• [EXERCISE AIM]:
Report only the number of lines in the records that contain the word "объекты".

--- start of INPUT FOR THIS TASK ---

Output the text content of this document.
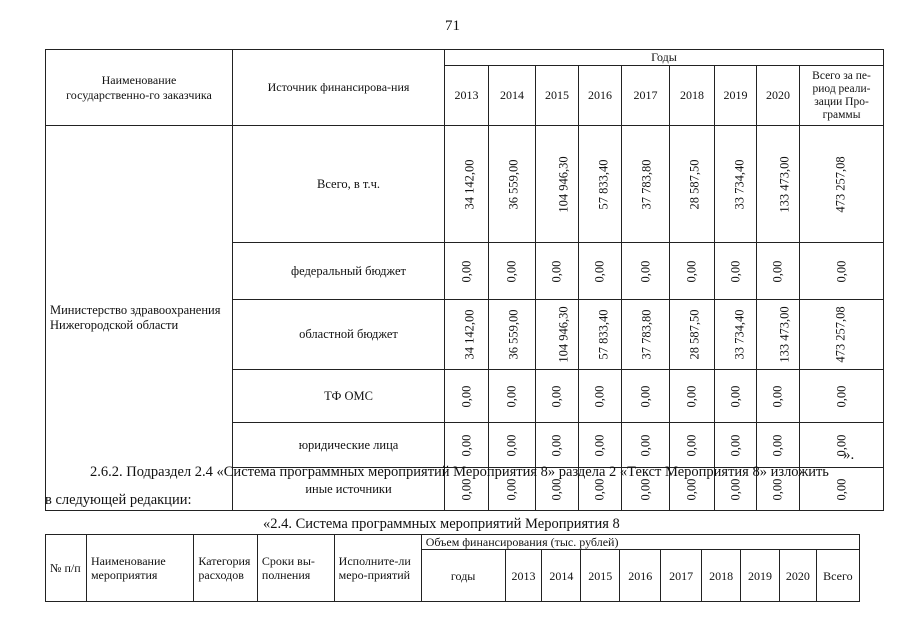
71
Наименование государственно-го заказчика	Источник финансирова-ния	Годы								
		2013	2014	2015	2016	2017	2018	2019	2020	Всего за пе-риод реали-зации Про-граммы
Министерство здравоохранения Нижегородской области	Всего, в т.ч.	34 142,00	36 559,00	104 946,30	57 833,40	37 783,80	28 587,50	33 734,40	133 473,00	473 257,08
	федеральный бюджет	0,00	0,00	0,00	0,00	0,00	0,00	0,00	0,00	0,00
	областной бюджет	34 142,00	36 559,00	104 946,30	57 833,40	37 783,80	28 587,50	33 734,40	133 473,00	473 257,08
	ТФ ОМС	0,00	0,00	0,00	0,00	0,00	0,00	0,00	0,00	0,00
	юридические лица	0,00	0,00	0,00	0,00	0,00	0,00	0,00	0,00	0,00
	иные источники	0,00	0,00	0,00	0,00	0,00	0,00	0,00	0,00	0,00
».
2.6.2. Подраздел 2.4 «Система программных мероприятий Мероприятия 8» раздела 2 «Текст Мероприятия 8» изложить
в следующей редакции:
«2.4. Система программных мероприятий Мероприятия 8
№ п/п	Наименование мероприятия	Категория расходов	Сроки вы-полнения	Исполните-ли меро-приятий	Объем финансирования (тыс. рублей)									
					годы	2013	2014	2015	2016	2017	2018	2019	2020	Всего
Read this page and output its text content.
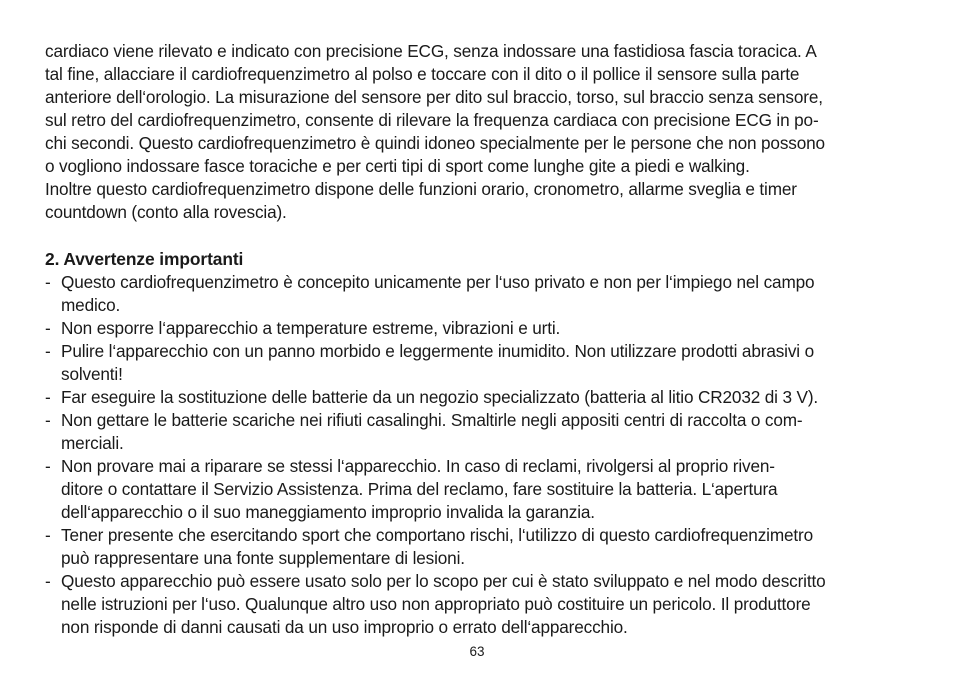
cardiaco viene rilevato e indicato con precisione ECG, senza indossare una fastidiosa fascia toracica. A
tal fine, allacciare il cardiofrequenzimetro al polso e toccare con il dito o il pollice il sensore sulla parte
anteriore dell‘orologio. La misurazione del sensore per dito sul braccio, torso, sul braccio senza sensore,
sul retro del cardiofrequenzimetro, consente di rilevare la frequenza cardiaca con precisione ECG in po-
chi secondi. Questo cardiofrequenzimetro è quindi idoneo specialmente per le persone che non possono
o vogliono indossare fasce toraciche e per certi tipi di sport come lunghe gite a piedi e walking.
Inoltre questo cardiofrequenzimetro dispone delle funzioni orario, cronometro, allarme sveglia e timer
countdown (conto alla rovescia).
2. Avvertenze importanti
- Questo cardiofrequenzimetro è concepito unicamente per l‘uso privato e non per l‘impiego nel campo
medico.
- Non esporre l‘apparecchio a temperature estreme, vibrazioni e urti.
- Pulire l‘apparecchio con un panno morbido e leggermente inumidito. Non utilizzare prodotti abrasivi o
solventi!
- Far eseguire la sostituzione delle batterie da un negozio specializzato (batteria al litio CR2032 di 3 V).
- Non gettare le batterie scariche nei rifiuti casalinghi. Smaltirle negli appositi centri di raccolta o com-
merciali.
- Non provare mai a riparare se stessi l‘apparecchio. In caso di reclami, rivolgersi al proprio riven-
ditore o contattare il Servizio Assistenza. Prima del reclamo, fare sostituire la batteria. L‘apertura
dell‘apparecchio o il suo maneggiamento improprio invalida la garanzia.
- Tener presente che esercitando sport che comportano rischi, l‘utilizzo di questo cardiofrequenzimetro
può rappresentare una fonte supplementare di lesioni.
- Questo apparecchio può essere usato solo per lo scopo per cui è stato sviluppato e nel modo descritto
nelle istruzioni per l‘uso. Qualunque altro uso non appropriato può costituire un pericolo. Il produttore
non risponde di danni causati da un uso improprio o errato dell‘apparecchio.
63
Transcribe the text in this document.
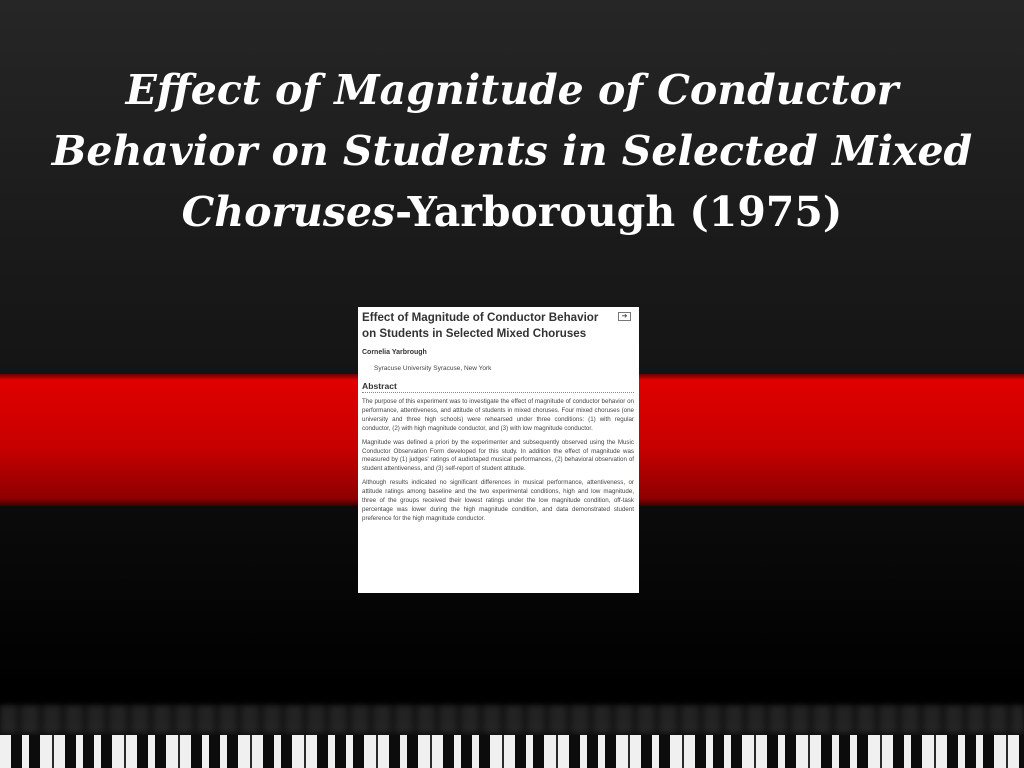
Effect of Magnitude of Conductor Behavior on Students in Selected Mixed Choruses-Yarborough (1975)

Effect of Magnitude of Conductor Behavior on Students in Selected Mixed Choruses

➔
Cornelia Yarbrough
Syracuse University Syracuse, New York
Abstract

The purpose of this experiment was to investigate the effect of magnitude of conductor behavior on performance, attentiveness, and attitude of students in mixed choruses. Four mixed choruses (one university and three high schools) were rehearsed under three conditions: (1) with regular conductor, (2) with high magnitude conductor, and (3) with low magnitude conductor.

Magnitude was defined a priori by the experimenter and subsequently observed using the Music Conductor Observation Form developed for this study. In addition the effect of magnitude was measured by (1) judges' ratings of audiotaped musical performances, (2) behavioral observation of student attentiveness, and (3) self-report of student attitude.

Although results indicated no significant differences in musical performance, attentiveness, or attitude ratings among baseline and the two experimental conditions, high and low magnitude, three of the groups received their lowest ratings under the low magnitude condition, off-task percentage was lower during the high magnitude condition, and data demonstrated student preference for the high magnitude conductor.
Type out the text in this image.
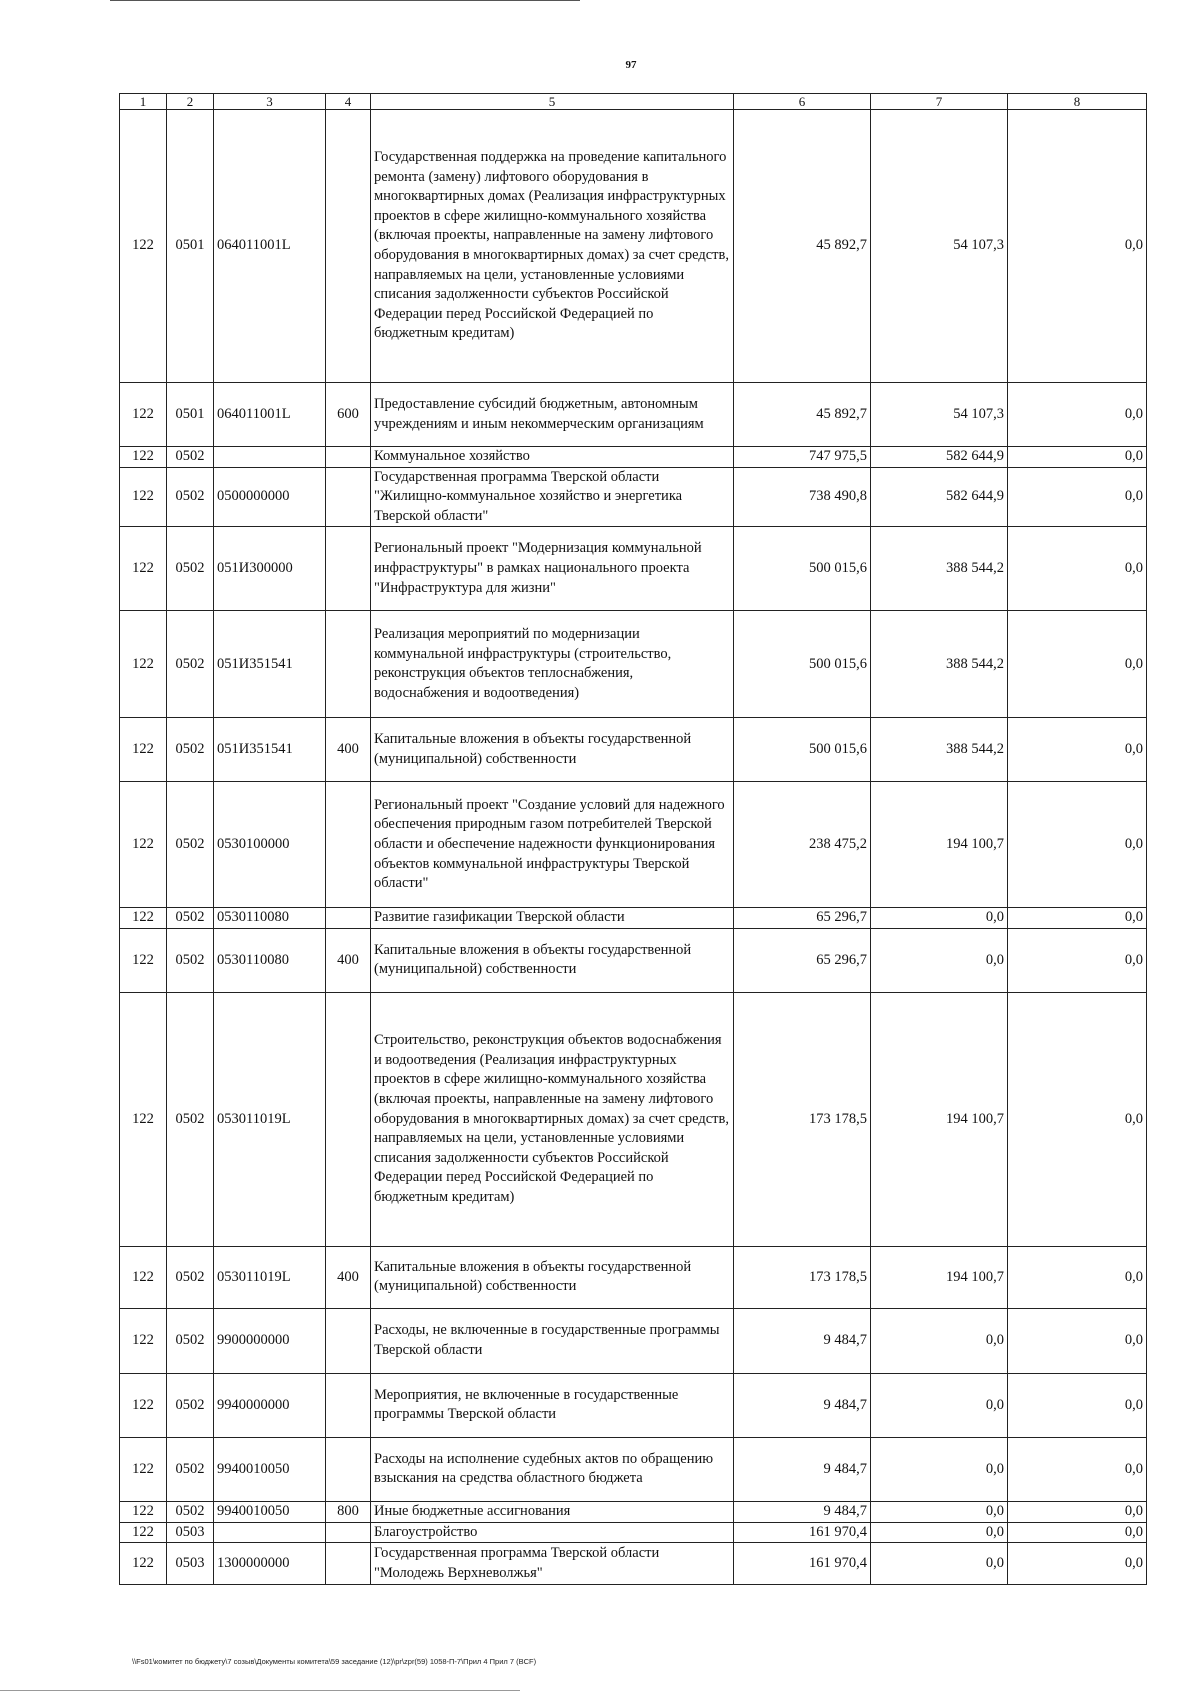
97
1	2	3	4	5	6	7	8
122	0501	064011001L		Государственная поддержка на проведение капитального ремонта (замену) лифтового оборудования в многоквартирных домах (Реализация инфраструктурных проектов в сфере жилищно-коммунального хозяйства (включая проекты, направленные на замену лифтового оборудования в многоквартирных домах) за счет средств, направляемых на цели, установленные условиями списания задолженности субъектов Российской Федерации перед Российской Федерацией по бюджетным кредитам)	45 892,7	54 107,3	0,0
122	0501	064011001L	600	Предоставление субсидий бюджетным, автономным учреждениям и иным некоммерческим организациям	45 892,7	54 107,3	0,0
122	0502			Коммунальное хозяйство	747 975,5	582 644,9	0,0
122	0502	0500000000		Государственная программа Тверской области "Жилищно-коммунальное хозяйство и энергетика Тверской области"	738 490,8	582 644,9	0,0
122	0502	051И300000		Региональный проект "Модернизация коммунальной инфраструктуры" в рамках национального проекта "Инфраструктура для жизни"	500 015,6	388 544,2	0,0
122	0502	051И351541		Реализация мероприятий по модернизации коммунальной инфраструктуры (строительство, реконструкция объектов теплоснабжения, водоснабжения и водоотведения)	500 015,6	388 544,2	0,0
122	0502	051И351541	400	Капитальные вложения в объекты государственной (муниципальной) собственности	500 015,6	388 544,2	0,0
122	0502	0530100000		Региональный проект "Создание условий для надежного обеспечения природным газом потребителей Тверской области и обеспечение надежности функционирования объектов коммунальной инфраструктуры Тверской области"	238 475,2	194 100,7	0,0
122	0502	0530110080		Развитие газификации Тверской области	65 296,7	0,0	0,0
122	0502	0530110080	400	Капитальные вложения в объекты государственной (муниципальной) собственности	65 296,7	0,0	0,0
122	0502	053011019L		Строительство, реконструкция объектов водоснабжения и водоотведения (Реализация инфраструктурных проектов в сфере жилищно-коммунального хозяйства (включая проекты, направленные на замену лифтового оборудования в многоквартирных домах) за счет средств, направляемых на цели, установленные условиями списания задолженности субъектов Российской Федерации перед Российской Федерацией по бюджетным кредитам)	173 178,5	194 100,7	0,0
122	0502	053011019L	400	Капитальные вложения в объекты государственной (муниципальной) собственности	173 178,5	194 100,7	0,0
122	0502	9900000000		Расходы, не включенные в государственные программы Тверской области	9 484,7	0,0	0,0
122	0502	9940000000		Мероприятия, не включенные в государственные программы Тверской области	9 484,7	0,0	0,0
122	0502	9940010050		Расходы на исполнение судебных актов по обращению взыскания на средства областного бюджета	9 484,7	0,0	0,0
122	0502	9940010050	800	Иные бюджетные ассигнования	9 484,7	0,0	0,0
122	0503			Благоустройство	161 970,4	0,0	0,0
122	0503	1300000000		Государственная программа Тверской области "Молодежь Верхневолжья"	161 970,4	0,0	0,0
\\Fs01\комитет по бюджету\7 созыв\Документы комитета\59 заседание (12)\pr\zpr(59) 1058-П-7\Прил 4 Прил 7 (BCF)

--- end of INPUT FOR THIS TASK ---

• [THE REPLY]:
3